__What you have to do__: Set every record down verbatim and omit the pictures.

** BEGIN Extracted data **

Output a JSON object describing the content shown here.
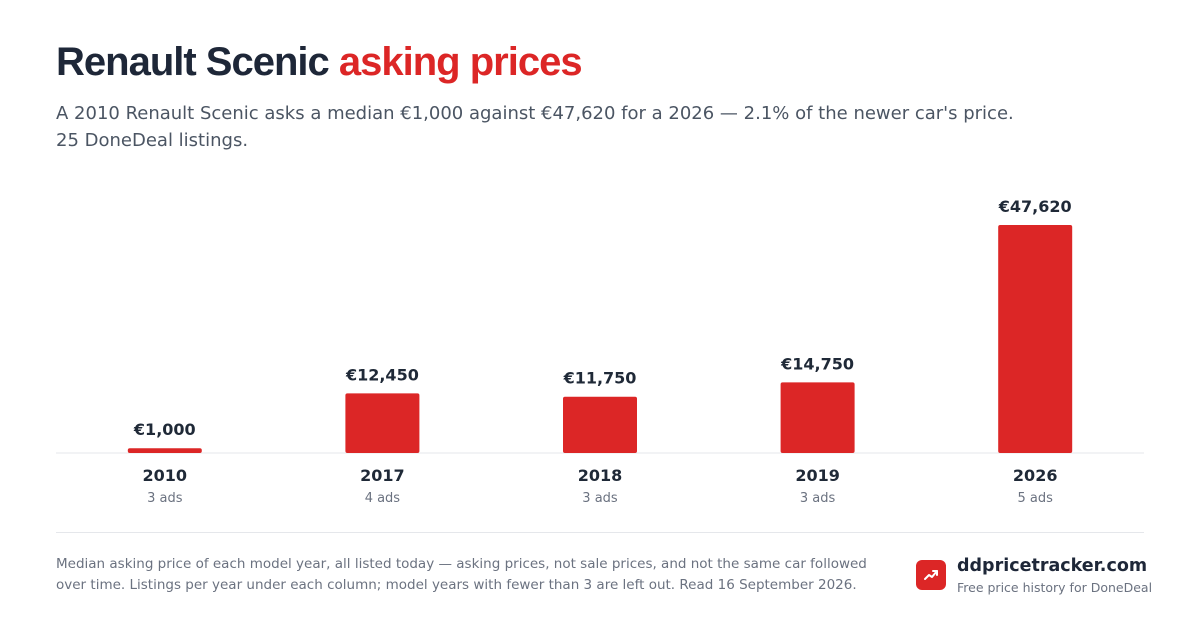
{
  "header": {
    "title_main": "Renault Scenic",
    "title_accent": "asking prices",
    "subtitle": "A 2010 Renault Scenic asks a median €1,000 against €47,620 for a 2026 — 2.1% of the newer car's price. 25 DoneDeal listings."
  },
  "chart_data": {
    "type": "bar",
    "categories": [
      "2010",
      "2017",
      "2018",
      "2019",
      "2026"
    ],
    "values": [
      1000,
      12450,
      11750,
      14750,
      47620
    ],
    "value_labels": [
      "€1,000",
      "€12,450",
      "€11,750",
      "€14,750",
      "€47,620"
    ],
    "sublabels": [
      "3 ads",
      "4 ads",
      "3 ads",
      "3 ads",
      "5 ads"
    ],
    "ylim": [
      0,
      47620
    ],
    "grid": false,
    "bar_color": "#dc2626"
  },
  "footer": {
    "note": "Median asking price of each model year, all listed today — asking prices, not sale prices, and not the same car followed over time. Listings per year under each column; model years with fewer than 3 are left out. Read 16 September 2026.",
    "brand_name": "ddpricetracker.com",
    "brand_tagline": "Free price history for DoneDeal",
    "brand_icon": "trending-up-icon"
  },
  "colors": {
    "accent": "#dc2626",
    "title": "#1e2738",
    "muted": "#6b7280"
  }
}
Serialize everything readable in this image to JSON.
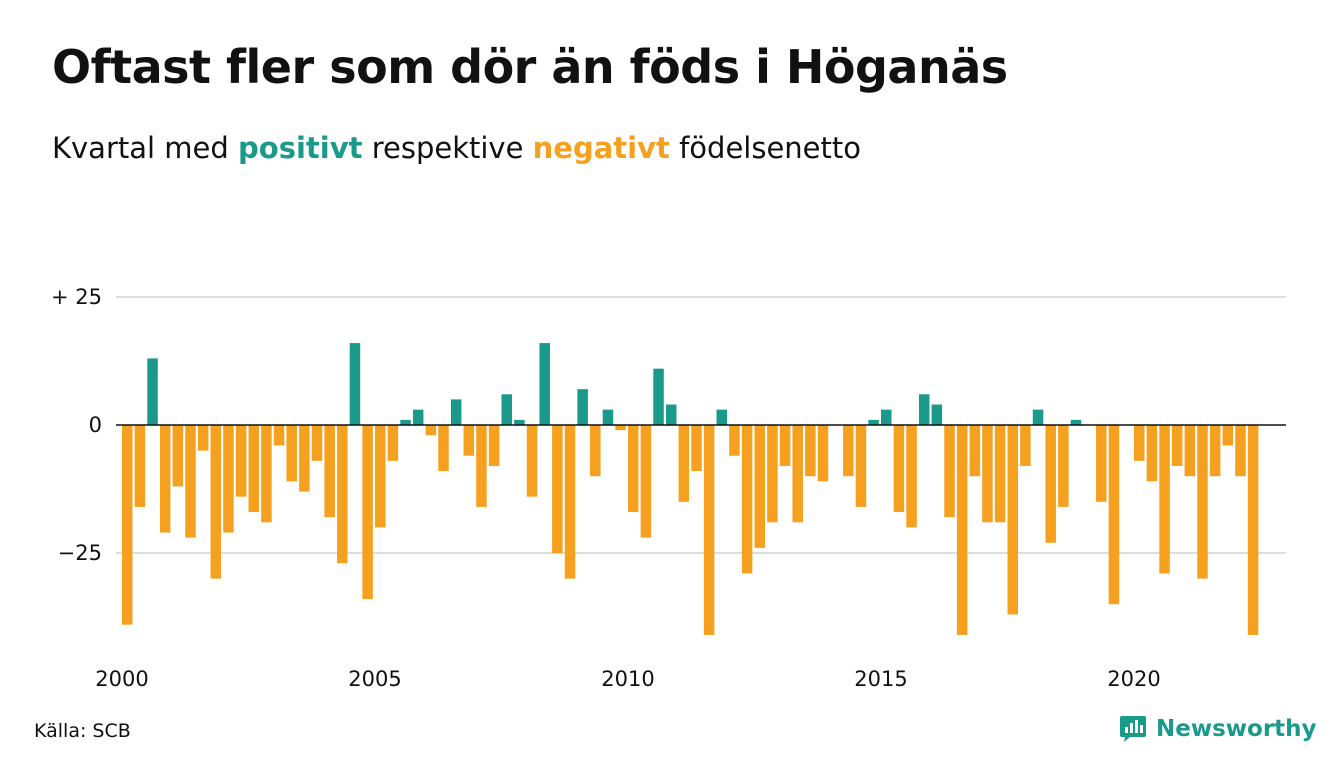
{
  "title": "Oftast fler som dör än föds i Höganäs",
  "subtitle": {
    "prefix": "Kvartal med",
    "positive_word": "positivt",
    "middle": "respektive",
    "negative_word": "negativt",
    "suffix": "födelsenetto"
  },
  "source": "Källa: SCB",
  "brand": "Newsworthy",
  "colors": {
    "positive": "#1a9a8a",
    "negative": "#f6a01f",
    "grid": "#dddddd",
    "zero_line": "#111111"
  },
  "chart_data": {
    "type": "bar",
    "x_start": "2000 Q1",
    "y_ticks": [
      {
        "value": 25,
        "label": "+ 25"
      },
      {
        "value": 0,
        "label": "0"
      },
      {
        "value": -25,
        "label": "−25"
      }
    ],
    "x_ticks": [
      {
        "year": 2000,
        "label": "2000"
      },
      {
        "year": 2005,
        "label": "2005"
      },
      {
        "year": 2010,
        "label": "2010"
      },
      {
        "year": 2015,
        "label": "2015"
      },
      {
        "year": 2020,
        "label": "2020"
      }
    ],
    "ylim": [
      -42,
      26
    ],
    "values": [
      -39,
      -16,
      13,
      -21,
      -12,
      -22,
      -5,
      -30,
      -21,
      -14,
      -17,
      -19,
      -4,
      -11,
      -13,
      -7,
      -18,
      -27,
      16,
      -34,
      -20,
      -7,
      1,
      3,
      -2,
      -9,
      5,
      -6,
      -16,
      -8,
      6,
      1,
      -14,
      16,
      -25,
      -30,
      7,
      -10,
      3,
      -1,
      -17,
      -22,
      11,
      4,
      -15,
      -9,
      -41,
      3,
      -6,
      -29,
      -24,
      -19,
      -8,
      -19,
      -10,
      -11,
      0,
      -10,
      -16,
      1,
      3,
      -17,
      -20,
      6,
      4,
      -18,
      -41,
      -10,
      -19,
      -19,
      -37,
      -8,
      3,
      -23,
      -16,
      1,
      0,
      -15,
      -35,
      0,
      -7,
      -11,
      -29,
      -8,
      -10,
      -30,
      -10,
      -4,
      -10,
      -41
    ]
  }
}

** END Extracted data **

__Worked solution__:
Output a JSON object describing the content shown here.
{
  "header": {
    "title_main": "Renault Scenic",
    "title_accent": "asking prices",
    "subtitle": "A 2010 Renault Scenic asks a median €1,000 against €47,620 for a 2026 — 2.1% of the newer car's price. 25 DoneDeal listings."
  },
  "chart_data": {
    "type": "bar",
    "categories": [
      "2010",
      "2017",
      "2018",
      "2019",
      "2026"
    ],
    "values": [
      1000,
      12450,
      11750,
      14750,
      47620
    ],
    "value_labels": [
      "€1,000",
      "€12,450",
      "€11,750",
      "€14,750",
      "€47,620"
    ],
    "sublabels": [
      "3 ads",
      "4 ads",
      "3 ads",
      "3 ads",
      "5 ads"
    ],
    "ylim": [
      0,
      47620
    ],
    "grid": false,
    "bar_color": "#dc2626"
  },
  "footer": {
    "note": "Median asking price of each model year, all listed today — asking prices, not sale prices, and not the same car followed over time. Listings per year under each column; model years with fewer than 3 are left out. Read 16 September 2026.",
    "brand_name": "ddpricetracker.com",
    "brand_tagline": "Free price history for DoneDeal",
    "brand_icon": "trending-up-icon"
  },
  "colors": {
    "accent": "#dc2626",
    "title": "#1e2738",
    "muted": "#6b7280"
  }
}
Serialize everything readable in this image to JSON.
{
  "title": "Oftast fler som dör än föds i Höganäs",
  "subtitle": {
    "prefix": "Kvartal med",
    "positive_word": "positivt",
    "middle": "respektive",
    "negative_word": "negativt",
    "suffix": "födelsenetto"
  },
  "source": "Källa: SCB",
  "brand": "Newsworthy",
  "colors": {
    "positive": "#1a9a8a",
    "negative": "#f6a01f",
    "grid": "#dddddd",
    "zero_line": "#111111"
  },
  "chart_data": {
    "type": "bar",
    "x_start": "2000 Q1",
    "y_ticks": [
      {
        "value": 25,
        "label": "+ 25"
      },
      {
        "value": 0,
        "label": "0"
      },
      {
        "value": -25,
        "label": "−25"
      }
    ],
    "x_ticks": [
      {
        "year": 2000,
        "label": "2000"
      },
      {
        "year": 2005,
        "label": "2005"
      },
      {
        "year": 2010,
        "label": "2010"
      },
      {
        "year": 2015,
        "label": "2015"
      },
      {
        "year": 2020,
        "label": "2020"
      }
    ],
    "ylim": [
      -42,
      26
    ],
    "values": [
      -39,
      -16,
      13,
      -21,
      -12,
      -22,
      -5,
      -30,
      -21,
      -14,
      -17,
      -19,
      -4,
      -11,
      -13,
      -7,
      -18,
      -27,
      16,
      -34,
      -20,
      -7,
      1,
      3,
      -2,
      -9,
      5,
      -6,
      -16,
      -8,
      6,
      1,
      -14,
      16,
      -25,
      -30,
      7,
      -10,
      3,
      -1,
      -17,
      -22,
      11,
      4,
      -15,
      -9,
      -41,
      3,
      -6,
      -29,
      -24,
      -19,
      -8,
      -19,
      -10,
      -11,
      0,
      -10,
      -16,
      1,
      3,
      -17,
      -20,
      6,
      4,
      -18,
      -41,
      -10,
      -19,
      -19,
      -37,
      -8,
      3,
      -23,
      -16,
      1,
      0,
      -15,
      -35,
      0,
      -7,
      -11,
      -29,
      -8,
      -10,
      -30,
      -10,
      -4,
      -10,
      -41
    ]
  }
}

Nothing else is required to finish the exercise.